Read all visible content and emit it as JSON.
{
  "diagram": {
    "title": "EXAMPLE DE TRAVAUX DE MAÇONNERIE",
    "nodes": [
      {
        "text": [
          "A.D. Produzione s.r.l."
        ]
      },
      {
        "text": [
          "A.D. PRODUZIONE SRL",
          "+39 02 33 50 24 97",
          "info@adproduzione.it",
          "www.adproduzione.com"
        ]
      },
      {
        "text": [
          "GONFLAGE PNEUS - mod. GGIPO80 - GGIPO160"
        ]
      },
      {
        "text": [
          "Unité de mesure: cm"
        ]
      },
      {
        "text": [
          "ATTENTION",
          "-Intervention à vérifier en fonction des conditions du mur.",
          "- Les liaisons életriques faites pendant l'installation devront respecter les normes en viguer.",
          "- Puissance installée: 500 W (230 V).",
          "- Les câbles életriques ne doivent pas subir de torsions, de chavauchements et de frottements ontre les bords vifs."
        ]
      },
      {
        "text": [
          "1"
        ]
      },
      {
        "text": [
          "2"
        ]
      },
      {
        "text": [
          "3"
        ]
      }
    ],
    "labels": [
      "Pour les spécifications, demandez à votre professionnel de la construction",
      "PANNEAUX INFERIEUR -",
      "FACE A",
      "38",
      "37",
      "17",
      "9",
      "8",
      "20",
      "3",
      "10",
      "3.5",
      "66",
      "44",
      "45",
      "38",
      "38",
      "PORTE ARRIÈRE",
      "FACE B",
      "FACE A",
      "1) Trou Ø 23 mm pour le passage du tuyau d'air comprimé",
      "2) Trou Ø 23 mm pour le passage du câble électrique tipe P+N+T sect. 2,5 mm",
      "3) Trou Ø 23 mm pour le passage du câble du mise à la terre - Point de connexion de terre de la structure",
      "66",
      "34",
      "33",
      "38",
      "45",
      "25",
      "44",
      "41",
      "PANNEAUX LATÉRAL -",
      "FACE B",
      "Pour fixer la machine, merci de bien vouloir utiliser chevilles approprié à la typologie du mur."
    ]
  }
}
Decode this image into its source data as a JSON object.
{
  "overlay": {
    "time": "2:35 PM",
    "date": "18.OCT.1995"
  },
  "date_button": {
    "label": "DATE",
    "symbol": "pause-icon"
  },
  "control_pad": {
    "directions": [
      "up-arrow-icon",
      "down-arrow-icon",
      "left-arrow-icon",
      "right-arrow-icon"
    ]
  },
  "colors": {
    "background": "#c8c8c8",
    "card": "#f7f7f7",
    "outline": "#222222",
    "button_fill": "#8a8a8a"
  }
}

▶ EXERCISE OBJECTIVE
Copy each line of the listing that includes "JSON".

▶ SOLVED PROBLEM
Read all visible content and emit it as JSON.
Decode this image into its source data as a JSON object.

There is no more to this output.